**BRIEF**
Extract, from the records beneath this instruction, each line that contains the word "활동일지".

------------------------

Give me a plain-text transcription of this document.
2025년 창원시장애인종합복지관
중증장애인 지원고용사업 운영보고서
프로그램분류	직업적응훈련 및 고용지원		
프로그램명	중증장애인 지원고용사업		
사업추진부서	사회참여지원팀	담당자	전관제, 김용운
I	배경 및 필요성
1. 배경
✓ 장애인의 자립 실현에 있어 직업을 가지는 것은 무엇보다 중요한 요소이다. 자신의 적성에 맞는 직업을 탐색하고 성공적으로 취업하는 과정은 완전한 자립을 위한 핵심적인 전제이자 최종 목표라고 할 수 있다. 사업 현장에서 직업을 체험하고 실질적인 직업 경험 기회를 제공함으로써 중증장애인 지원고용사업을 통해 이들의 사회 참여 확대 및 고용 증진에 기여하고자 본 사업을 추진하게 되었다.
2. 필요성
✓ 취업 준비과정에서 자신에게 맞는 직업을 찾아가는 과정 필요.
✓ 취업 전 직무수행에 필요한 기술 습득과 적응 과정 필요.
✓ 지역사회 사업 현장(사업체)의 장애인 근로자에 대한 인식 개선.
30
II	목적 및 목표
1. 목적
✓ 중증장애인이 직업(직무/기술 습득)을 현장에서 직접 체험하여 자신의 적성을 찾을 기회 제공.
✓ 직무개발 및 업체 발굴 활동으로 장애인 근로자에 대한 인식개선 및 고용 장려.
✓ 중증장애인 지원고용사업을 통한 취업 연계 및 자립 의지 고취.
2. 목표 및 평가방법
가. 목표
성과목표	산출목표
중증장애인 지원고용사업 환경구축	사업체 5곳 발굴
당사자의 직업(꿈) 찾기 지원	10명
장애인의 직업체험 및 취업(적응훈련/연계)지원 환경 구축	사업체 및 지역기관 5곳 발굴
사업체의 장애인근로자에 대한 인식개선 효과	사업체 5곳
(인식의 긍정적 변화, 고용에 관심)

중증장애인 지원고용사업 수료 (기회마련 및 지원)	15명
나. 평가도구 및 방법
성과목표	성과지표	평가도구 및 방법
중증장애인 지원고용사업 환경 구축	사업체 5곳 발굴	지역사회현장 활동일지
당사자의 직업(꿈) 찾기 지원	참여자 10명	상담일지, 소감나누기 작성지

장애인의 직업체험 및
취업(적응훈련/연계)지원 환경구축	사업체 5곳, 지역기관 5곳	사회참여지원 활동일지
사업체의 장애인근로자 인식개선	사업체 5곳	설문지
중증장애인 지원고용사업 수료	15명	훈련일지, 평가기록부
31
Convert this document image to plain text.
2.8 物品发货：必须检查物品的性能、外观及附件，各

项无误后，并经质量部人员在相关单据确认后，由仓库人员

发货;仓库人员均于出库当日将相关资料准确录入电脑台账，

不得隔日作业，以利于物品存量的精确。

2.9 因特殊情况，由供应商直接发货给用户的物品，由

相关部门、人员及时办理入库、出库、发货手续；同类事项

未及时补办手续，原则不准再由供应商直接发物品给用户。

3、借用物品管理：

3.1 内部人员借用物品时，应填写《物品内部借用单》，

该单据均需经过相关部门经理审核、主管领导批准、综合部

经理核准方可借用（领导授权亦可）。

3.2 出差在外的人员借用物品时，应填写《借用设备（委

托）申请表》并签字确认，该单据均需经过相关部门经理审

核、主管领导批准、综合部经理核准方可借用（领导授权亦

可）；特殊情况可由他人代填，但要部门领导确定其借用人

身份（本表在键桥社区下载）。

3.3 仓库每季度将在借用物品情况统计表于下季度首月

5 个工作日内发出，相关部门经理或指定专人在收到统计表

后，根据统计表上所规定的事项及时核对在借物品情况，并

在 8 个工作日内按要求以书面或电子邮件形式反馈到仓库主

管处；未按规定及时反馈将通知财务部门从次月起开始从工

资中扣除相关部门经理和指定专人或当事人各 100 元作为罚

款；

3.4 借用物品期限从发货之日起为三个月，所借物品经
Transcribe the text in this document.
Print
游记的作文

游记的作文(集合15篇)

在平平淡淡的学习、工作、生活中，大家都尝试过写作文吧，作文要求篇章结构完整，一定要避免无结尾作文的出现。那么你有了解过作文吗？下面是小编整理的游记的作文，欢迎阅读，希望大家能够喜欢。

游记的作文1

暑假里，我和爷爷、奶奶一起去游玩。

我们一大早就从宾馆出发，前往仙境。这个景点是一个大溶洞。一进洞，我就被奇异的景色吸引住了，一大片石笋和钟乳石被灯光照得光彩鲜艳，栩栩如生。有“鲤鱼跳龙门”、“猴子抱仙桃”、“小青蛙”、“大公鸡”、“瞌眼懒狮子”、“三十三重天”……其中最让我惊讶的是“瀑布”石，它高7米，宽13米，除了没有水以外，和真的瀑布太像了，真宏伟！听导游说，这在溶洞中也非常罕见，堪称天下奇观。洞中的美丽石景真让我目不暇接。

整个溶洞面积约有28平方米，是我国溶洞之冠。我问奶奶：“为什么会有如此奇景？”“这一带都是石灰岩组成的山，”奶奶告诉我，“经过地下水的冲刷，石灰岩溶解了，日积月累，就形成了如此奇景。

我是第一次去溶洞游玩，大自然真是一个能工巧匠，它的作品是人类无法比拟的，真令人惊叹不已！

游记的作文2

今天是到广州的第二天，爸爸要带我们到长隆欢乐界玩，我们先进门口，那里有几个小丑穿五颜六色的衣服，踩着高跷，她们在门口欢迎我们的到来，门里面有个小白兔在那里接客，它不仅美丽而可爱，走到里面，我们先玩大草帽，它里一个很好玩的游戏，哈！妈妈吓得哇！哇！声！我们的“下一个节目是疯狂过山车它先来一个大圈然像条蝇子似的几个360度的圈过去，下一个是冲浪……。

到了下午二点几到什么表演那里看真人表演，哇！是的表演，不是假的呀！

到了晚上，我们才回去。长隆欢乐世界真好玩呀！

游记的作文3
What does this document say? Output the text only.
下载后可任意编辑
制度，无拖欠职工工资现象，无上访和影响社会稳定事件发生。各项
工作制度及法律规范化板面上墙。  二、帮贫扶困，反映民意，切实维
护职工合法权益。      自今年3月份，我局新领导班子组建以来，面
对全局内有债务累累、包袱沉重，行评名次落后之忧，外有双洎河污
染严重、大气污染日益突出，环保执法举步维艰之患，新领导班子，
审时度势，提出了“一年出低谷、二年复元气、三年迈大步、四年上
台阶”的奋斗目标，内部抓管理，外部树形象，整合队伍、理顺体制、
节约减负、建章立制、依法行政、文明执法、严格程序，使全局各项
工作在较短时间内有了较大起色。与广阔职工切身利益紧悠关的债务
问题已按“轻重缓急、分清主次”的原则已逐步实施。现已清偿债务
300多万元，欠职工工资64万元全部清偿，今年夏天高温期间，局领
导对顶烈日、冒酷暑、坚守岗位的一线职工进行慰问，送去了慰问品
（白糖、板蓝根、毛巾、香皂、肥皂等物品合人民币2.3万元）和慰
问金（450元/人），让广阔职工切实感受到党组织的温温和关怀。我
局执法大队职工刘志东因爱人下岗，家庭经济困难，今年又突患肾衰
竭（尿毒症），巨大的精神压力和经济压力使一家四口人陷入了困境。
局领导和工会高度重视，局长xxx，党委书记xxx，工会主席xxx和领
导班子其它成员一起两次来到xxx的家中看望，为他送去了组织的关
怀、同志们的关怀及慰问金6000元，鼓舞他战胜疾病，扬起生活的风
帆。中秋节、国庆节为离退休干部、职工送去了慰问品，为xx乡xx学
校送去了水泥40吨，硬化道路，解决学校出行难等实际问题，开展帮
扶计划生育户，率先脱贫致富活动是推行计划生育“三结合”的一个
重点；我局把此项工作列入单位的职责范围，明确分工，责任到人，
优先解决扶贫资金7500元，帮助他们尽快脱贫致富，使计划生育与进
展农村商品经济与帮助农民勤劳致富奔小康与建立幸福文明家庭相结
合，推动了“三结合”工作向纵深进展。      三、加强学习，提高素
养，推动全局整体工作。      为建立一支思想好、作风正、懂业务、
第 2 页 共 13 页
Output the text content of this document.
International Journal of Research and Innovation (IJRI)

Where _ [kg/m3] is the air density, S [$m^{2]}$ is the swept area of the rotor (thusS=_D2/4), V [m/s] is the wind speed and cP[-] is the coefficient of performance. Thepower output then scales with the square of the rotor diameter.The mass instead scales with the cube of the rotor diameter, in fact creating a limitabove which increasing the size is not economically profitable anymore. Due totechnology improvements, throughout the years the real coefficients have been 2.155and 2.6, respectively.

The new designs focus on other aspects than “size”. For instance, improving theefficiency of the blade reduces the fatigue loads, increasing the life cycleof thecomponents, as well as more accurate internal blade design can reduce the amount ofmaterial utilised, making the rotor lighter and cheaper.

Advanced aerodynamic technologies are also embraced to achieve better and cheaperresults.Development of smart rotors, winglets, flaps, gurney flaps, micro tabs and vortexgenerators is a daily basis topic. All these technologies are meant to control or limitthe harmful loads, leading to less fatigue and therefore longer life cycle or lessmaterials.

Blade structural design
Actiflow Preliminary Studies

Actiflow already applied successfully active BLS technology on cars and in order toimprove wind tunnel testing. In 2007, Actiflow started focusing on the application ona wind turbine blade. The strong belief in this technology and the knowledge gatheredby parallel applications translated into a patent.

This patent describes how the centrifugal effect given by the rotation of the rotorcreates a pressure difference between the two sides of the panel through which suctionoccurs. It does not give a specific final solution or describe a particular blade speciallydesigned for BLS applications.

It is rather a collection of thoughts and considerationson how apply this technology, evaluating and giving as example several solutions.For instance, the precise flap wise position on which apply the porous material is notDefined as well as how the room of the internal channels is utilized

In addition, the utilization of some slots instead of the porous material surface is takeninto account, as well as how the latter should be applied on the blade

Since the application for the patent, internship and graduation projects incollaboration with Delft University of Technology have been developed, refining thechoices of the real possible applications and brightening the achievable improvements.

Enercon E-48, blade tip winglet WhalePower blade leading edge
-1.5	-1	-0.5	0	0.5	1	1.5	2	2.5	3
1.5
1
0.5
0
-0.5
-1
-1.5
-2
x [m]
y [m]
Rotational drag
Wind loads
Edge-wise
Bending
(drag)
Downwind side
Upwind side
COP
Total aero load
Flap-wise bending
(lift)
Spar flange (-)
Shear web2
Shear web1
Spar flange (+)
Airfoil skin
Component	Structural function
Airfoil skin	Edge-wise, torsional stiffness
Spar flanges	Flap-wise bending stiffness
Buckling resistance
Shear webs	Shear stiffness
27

------------------------

**SOLUTION**
중증장애인 지원고용사업 환경 구축	사업체 5곳 발굴	지역사회현장 활동일지
취업(적응훈련/연계)지원 환경구축	사업체 5곳, 지역기관 5곳	사회참여지원 활동일지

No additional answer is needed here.